EXERCISE OBJECTIVE
Restate the records that follow word for word; no pictures should appear.

LISTING

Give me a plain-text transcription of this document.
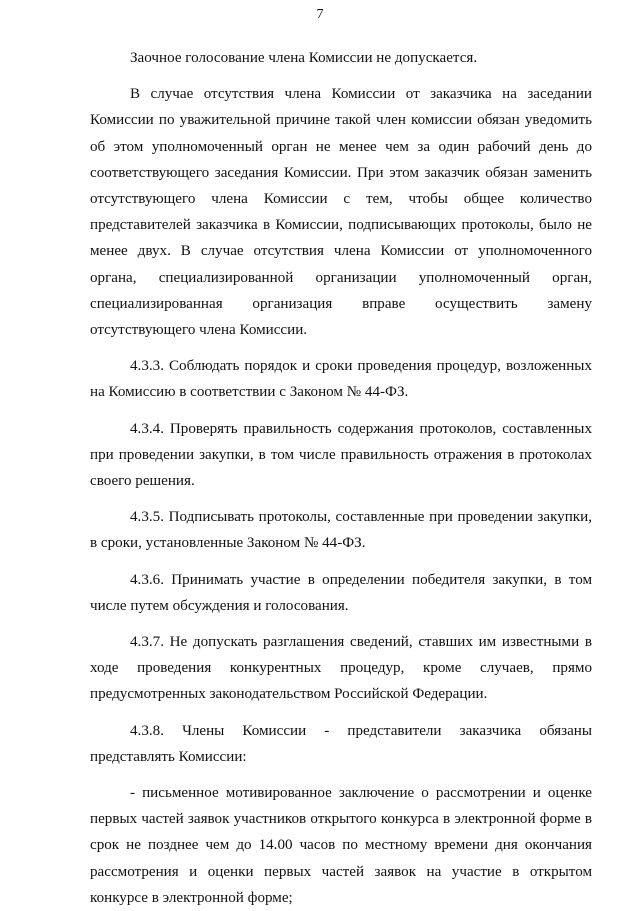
7

Заочное голосование члена Комиссии не допускается.

В случае отсутствия члена Комиссии от заказчика на заседании Комиссии по уважительной причине такой член комиссии обязан уведомить об этом уполномоченный орган не менее чем за один рабочий день до соответствующего заседания Комиссии. При этом заказчик обязан заменить отсутствующего члена Комиссии с тем, чтобы общее количество представителей заказчика в Комиссии, подписывающих протоколы, было не менее двух. В случае отсутствия члена Комиссии от уполномоченного органа, специализированной организации уполномоченный орган, специализированная организация вправе осуществить замену отсутствующего члена Комиссии.

4.3.3. Соблюдать порядок и сроки проведения процедур, возложенных на Комиссию в соответствии с Законом № 44-ФЗ.

4.3.4. Проверять правильность содержания протоколов, составленных при проведении закупки, в том числе правильность отражения в протоколах своего решения.

4.3.5. Подписывать протоколы, составленные при проведении закупки, в сроки, установленные Законом № 44-ФЗ.

4.3.6. Принимать участие в определении победителя закупки, в том числе путем обсуждения и голосования.

4.3.7. Не допускать разглашения сведений, ставших им известными в ходе проведения конкурентных процедур, кроме случаев, прямо предусмотренных законодательством Российской Федерации.

4.3.8. Члены Комиссии - представители заказчика обязаны представлять Комиссии:

- письменное мотивированное заключение о рассмотрении и оценке первых частей заявок участников открытого конкурса в электронной форме в срок не позднее чем до 14.00 часов по местному времени дня окончания рассмотрения и оценки первых частей заявок на участие в открытом конкурсе в электронной форме;
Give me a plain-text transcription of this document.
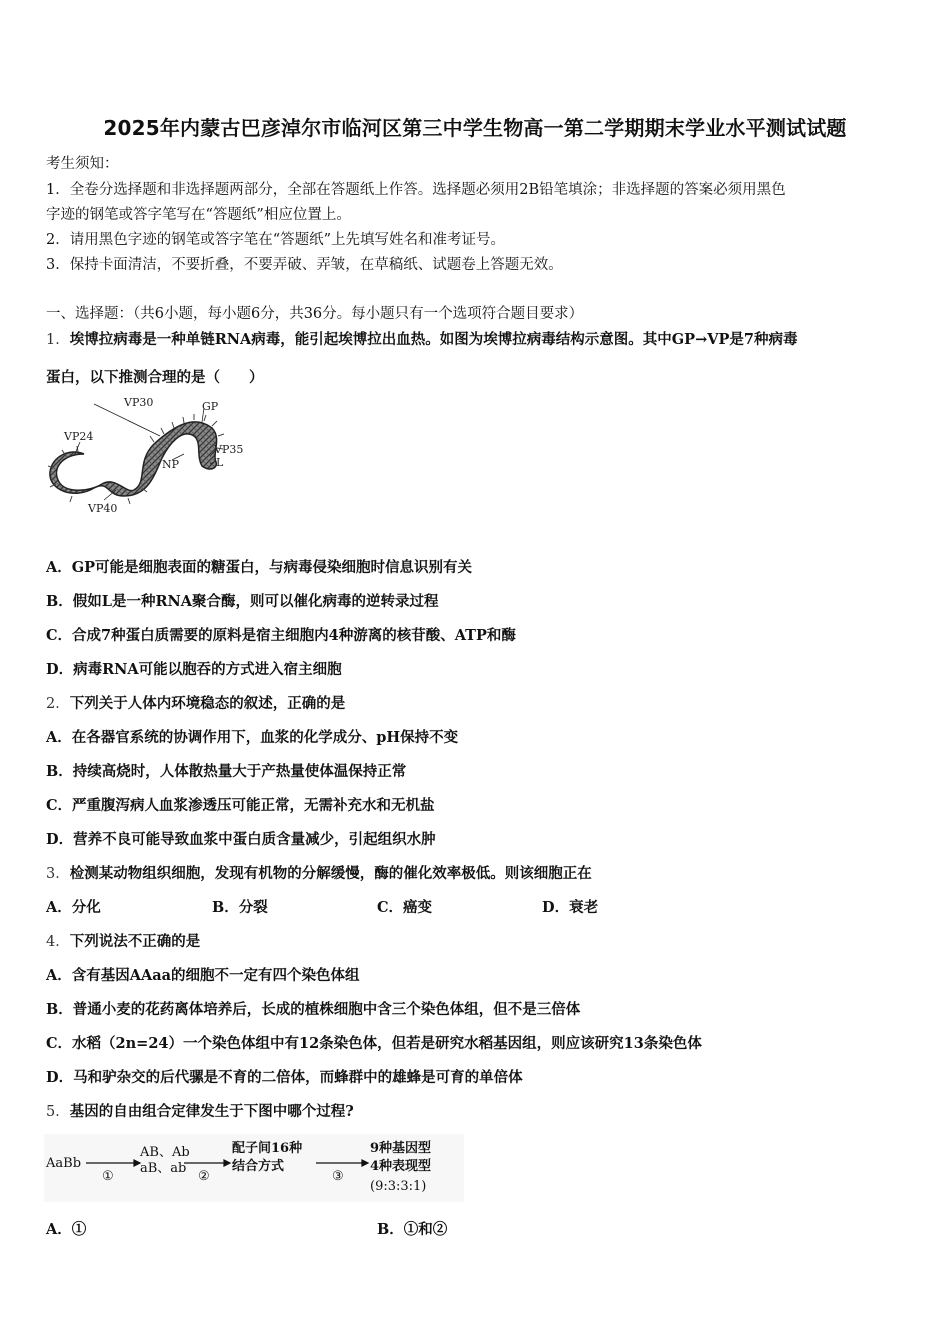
2025年内蒙古巴彦淖尔市临河区第三中学生物高一第二学期期末学业水平测试试题
考生须知：
1．全卷分选择题和非选择题两部分，全部在答题纸上作答。选择题必须用2B铅笔填涂；非选择题的答案必须用黑色
字迹的钢笔或答字笔写在“答题纸”相应位置上。
2．请用黑色字迹的钢笔或答字笔在“答题纸”上先填写姓名和准考证号。
3．保持卡面清洁，不要折叠，不要弄破、弄皱，在草稿纸、试题卷上答题无效。
一、选择题：（共6小题，每小题6分，共36分。每小题只有一个选项符合题目要求）
1．埃博拉病毒是一种单链RNA病毒，能引起埃博拉出血热。如图为埃博拉病毒结构示意图。其中GP→VP是7种病毒
蛋白，以下推测合理的是（　　）
VP30	GP
VP24
VP35
NP	L
VP40
A．GP可能是细胞表面的糖蛋白，与病毒侵染细胞时信息识别有关
B．假如L是一种RNA聚合酶，则可以催化病毒的逆转录过程
C．合成7种蛋白质需要的原料是宿主细胞内4种游离的核苷酸、ATP和酶
D．病毒RNA可能以胞吞的方式进入宿主细胞
2．下列关于人体内环境稳态的叙述，正确的是
A．在各器官系统的协调作用下，血浆的化学成分、pH保持不变
B．持续高烧时，人体散热量大于产热量使体温保持正常
C．严重腹泻病人血浆渗透压可能正常，无需补充水和无机盐
D．营养不良可能导致血浆中蛋白质含量减少，引起组织水肿
3．检测某动物组织细胞，发现有机物的分解缓慢，酶的催化效率极低。则该细胞正在
A．分化	B．分裂	C．癌变	D．衰老
4．下列说法不正确的是
A．含有基因AAaa的细胞不一定有四个染色体组
B．普通小麦的花药离体培养后，长成的植株细胞中含三个染色体组，但不是三倍体
C．水稻（2n=24）一个染色体组中有12条染色体，但若是研究水稻基因组，则应该研究13条染色体
D．马和驴杂交的后代骡是不育的二倍体，而蜂群中的雄蜂是可育的单倍体
5．基因的自由组合定律发生于下图中哪个过程?
AaBb
AB、Ab
aB、ab
配子间16种
结合方式
9种基因型
4种表现型
(9:3:3:1)
①	②	③
A．①	B．①和②
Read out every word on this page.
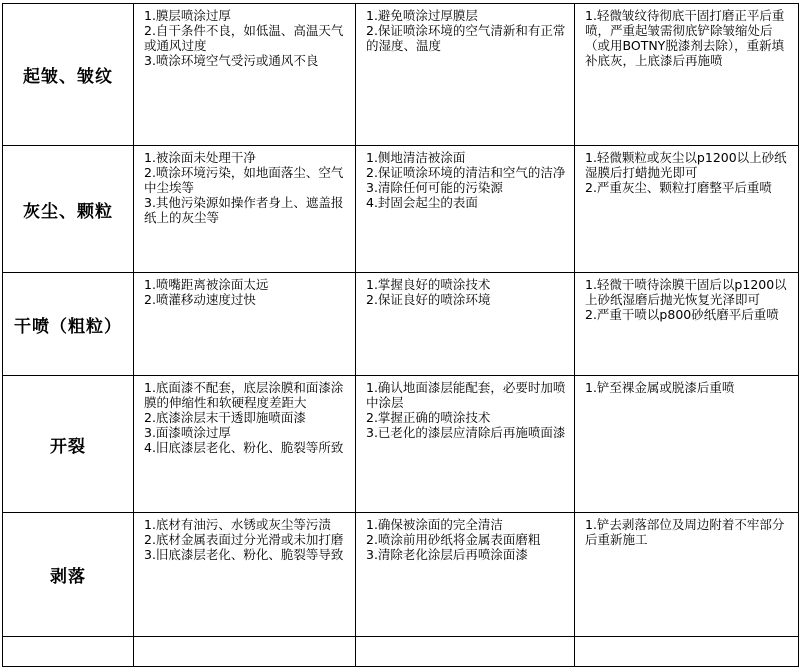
起皱、皱纹	1.膜层喷涂过厚
2.自干条件不良，如低温、高温天气或通风过度
3.喷涂环境空气受污或通风不良	1.避免喷涂过厚膜层
2.保证喷涂环境的空气清新和有正常的湿度、温度	1.轻微皱纹待彻底干固打磨正平后重喷，严重起皱需彻底铲除皱缩处后（或用BOTNY脱漆剂去除），重新填补底灰，上底漆后再施喷

灰尘、颗粒	1.被涂面未处理干净
2.喷涂环境污染，如地面落尘、空气中尘埃等
3.其他污染源如操作者身上、遮盖报纸上的灰尘等	1.侧地清洁被涂面
2.保证喷涂环境的清洁和空气的洁净
3.清除任何可能的污染源
4.封固会起尘的表面	1.轻微颗粒或灰尘以p1200以上砂纸湿膜后打蜡抛光即可
2.严重灰尘、颗粒打磨整平后重喷

干喷（粗粒）	1.喷嘴距离被涂面太远
2.喷灌移动速度过快	1.掌握良好的喷涂技术
2.保证良好的喷涂环境	1.轻微干喷待涂膜干固后以p1200以上砂纸湿磨后抛光恢复光泽即可
2.严重干喷以p800砂纸磨平后重喷

开裂	1.底面漆不配套，底层涂膜和面漆涂膜的伸缩性和软硬程度差距大
2.底漆涂层末干透即施喷面漆
3.面漆喷涂过厚
4.旧底漆层老化、粉化、脆裂等所致	1.确认地面漆层能配套，必要时加喷中涂层
2.掌握正确的喷涂技术
3.已老化的漆层应清除后再施喷面漆	1.铲至裸金属或脱漆后重喷

剥落	1.底材有油污、水锈或灰尘等污渍
2.底材金属表面过分光滑或未加打磨
3.旧底漆层老化、粉化、脆裂等导致	1.确保被涂面的完全清洁
2.喷涂前用砂纸将金属表面磨粗
3.清除老化涂层后再喷涂面漆	1.铲去剥落部位及周边附着不牢部分后重新施工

WRITTEN SOLUTION
Give me a plain-text transcription of this document.
7

Заочное голосование члена Комиссии не допускается.

В случае отсутствия члена Комиссии от заказчика на заседании Комиссии по уважительной причине такой член комиссии обязан уведомить об этом уполномоченный орган не менее чем за один рабочий день до соответствующего заседания Комиссии. При этом заказчик обязан заменить отсутствующего члена Комиссии с тем, чтобы общее количество представителей заказчика в Комиссии, подписывающих протоколы, было не менее двух. В случае отсутствия члена Комиссии от уполномоченного органа, специализированной организации уполномоченный орган, специализированная организация вправе осуществить замену отсутствующего члена Комиссии.

4.3.3. Соблюдать порядок и сроки проведения процедур, возложенных на Комиссию в соответствии с Законом № 44-ФЗ.

4.3.4. Проверять правильность содержания протоколов, составленных при проведении закупки, в том числе правильность отражения в протоколах своего решения.

4.3.5. Подписывать протоколы, составленные при проведении закупки, в сроки, установленные Законом № 44-ФЗ.

4.3.6. Принимать участие в определении победителя закупки, в том числе путем обсуждения и голосования.

4.3.7. Не допускать разглашения сведений, ставших им известными в ходе проведения конкурентных процедур, кроме случаев, прямо предусмотренных законодательством Российской Федерации.

4.3.8. Члены Комиссии - представители заказчика обязаны представлять Комиссии:

- письменное мотивированное заключение о рассмотрении и оценке первых частей заявок участников открытого конкурса в электронной форме в срок не позднее чем до 14.00 часов по местному времени дня окончания рассмотрения и оценки первых частей заявок на участие в открытом конкурсе в электронной форме;
Give me a plain-text transcription of this document.
2025年内蒙古巴彦淖尔市临河区第三中学生物高一第二学期期末学业水平测试试题
考生须知：
1．全卷分选择题和非选择题两部分，全部在答题纸上作答。选择题必须用2B铅笔填涂；非选择题的答案必须用黑色
字迹的钢笔或答字笔写在“答题纸”相应位置上。
2．请用黑色字迹的钢笔或答字笔在“答题纸”上先填写姓名和准考证号。
3．保持卡面清洁，不要折叠，不要弄破、弄皱，在草稿纸、试题卷上答题无效。
一、选择题：（共6小题，每小题6分，共36分。每小题只有一个选项符合题目要求）
1．埃博拉病毒是一种单链RNA病毒，能引起埃博拉出血热。如图为埃博拉病毒结构示意图。其中GP→VP是7种病毒
蛋白，以下推测合理的是（　　）
VP30	GP
VP24
VP35
NP	L
VP40
A．GP可能是细胞表面的糖蛋白，与病毒侵染细胞时信息识别有关
B．假如L是一种RNA聚合酶，则可以催化病毒的逆转录过程
C．合成7种蛋白质需要的原料是宿主细胞内4种游离的核苷酸、ATP和酶
D．病毒RNA可能以胞吞的方式进入宿主细胞
2．下列关于人体内环境稳态的叙述，正确的是
A．在各器官系统的协调作用下，血浆的化学成分、pH保持不变
B．持续高烧时，人体散热量大于产热量使体温保持正常
C．严重腹泻病人血浆渗透压可能正常，无需补充水和无机盐
D．营养不良可能导致血浆中蛋白质含量减少，引起组织水肿
3．检测某动物组织细胞，发现有机物的分解缓慢，酶的催化效率极低。则该细胞正在
A．分化	B．分裂	C．癌变	D．衰老
4．下列说法不正确的是
A．含有基因AAaa的细胞不一定有四个染色体组
B．普通小麦的花药离体培养后，长成的植株细胞中含三个染色体组，但不是三倍体
C．水稻（2n=24）一个染色体组中有12条染色体，但若是研究水稻基因组，则应该研究13条染色体
D．马和驴杂交的后代骡是不育的二倍体，而蜂群中的雄蜂是可育的单倍体
5．基因的自由组合定律发生于下图中哪个过程?
AaBb
AB、Ab
aB、ab
配子间16种
结合方式
9种基因型
4种表现型
(9:3:3:1)
①	②	③
A．①	B．①和②
Read out every word on this page.
起皱、皱纹	1.膜层喷涂过厚
2.自干条件不良，如低温、高温天气或通风过度
3.喷涂环境空气受污或通风不良	1.避免喷涂过厚膜层
2.保证喷涂环境的空气清新和有正常的湿度、温度	1.轻微皱纹待彻底干固打磨正平后重喷，严重起皱需彻底铲除皱缩处后（或用BOTNY脱漆剂去除），重新填补底灰，上底漆后再施喷

灰尘、颗粒	1.被涂面未处理干净
2.喷涂环境污染，如地面落尘、空气中尘埃等
3.其他污染源如操作者身上、遮盖报纸上的灰尘等	1.侧地清洁被涂面
2.保证喷涂环境的清洁和空气的洁净
3.清除任何可能的污染源
4.封固会起尘的表面	1.轻微颗粒或灰尘以p1200以上砂纸湿膜后打蜡抛光即可
2.严重灰尘、颗粒打磨整平后重喷

干喷（粗粒）	1.喷嘴距离被涂面太远
2.喷灌移动速度过快	1.掌握良好的喷涂技术
2.保证良好的喷涂环境	1.轻微干喷待涂膜干固后以p1200以上砂纸湿磨后抛光恢复光泽即可
2.严重干喷以p800砂纸磨平后重喷

开裂	1.底面漆不配套，底层涂膜和面漆涂膜的伸缩性和软硬程度差距大
2.底漆涂层末干透即施喷面漆
3.面漆喷涂过厚
4.旧底漆层老化、粉化、脆裂等所致	1.确认地面漆层能配套，必要时加喷中涂层
2.掌握正确的喷涂技术
3.已老化的漆层应清除后再施喷面漆	1.铲至裸金属或脱漆后重喷

剥落	1.底材有油污、水锈或灰尘等污渍
2.底材金属表面过分光滑或未加打磨
3.旧底漆层老化、粉化、脆裂等导致	1.确保被涂面的完全清洁
2.喷涂前用砂纸将金属表面磨粗
3.清除老化涂层后再喷涂面漆	1.铲去剥落部位及周边附着不牢部分后重新施工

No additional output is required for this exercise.